ENUNCIADO DA TAREFA:
Transcreva sem alterações a parte do trecho do documento que começa nas palavras "Contrabando no Direito" e termina depois das palavras "a contratações públicas.".

Contrabando no Direito Penal é a conduta de importar mercadoria proibida ou não pagar impostos por mercadoria que ingressa ou sai do país. No jargão político parlamentar, contudo, tem outro sentido: o de incluir em medida provisória determinada matéria estranha ao assunto original, em momento posterior ao da edição pelo chefe do Poder Executivo. A Medida Provisória n.º 521/2010 originalmente editada para disciplinar residência médica, foi contaminada por contrabando, com a inserção por emenda parlamentar na Câmara dos Deputados, de matéria relativa a contratações públicas.

SEÇÃO DE DADOS:
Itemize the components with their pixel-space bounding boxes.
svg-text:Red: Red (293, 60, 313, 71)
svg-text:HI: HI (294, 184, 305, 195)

RESOLUÇÃO DO EXERCÍCIO:
Contrabando no Direito Penal é a conduta de importar mercadoria proibida ou não pagar impostos por mercadoria que ingressa ou sai do país. No jargão político parlamentar, contudo, tem outro sentido: o de incluir em medida provisória determinada matéria estranha ao assunto original, em momento posterior ao da edição pelo chefe do Poder Executivo. A Medida Provisória n.º 521/2010 originalmente editada para disciplinar residência médica, foi contaminada por contrabando, com a inserção por emenda parlamentar na Câmara dos Deputados, de matéria relativa a contratações públicas.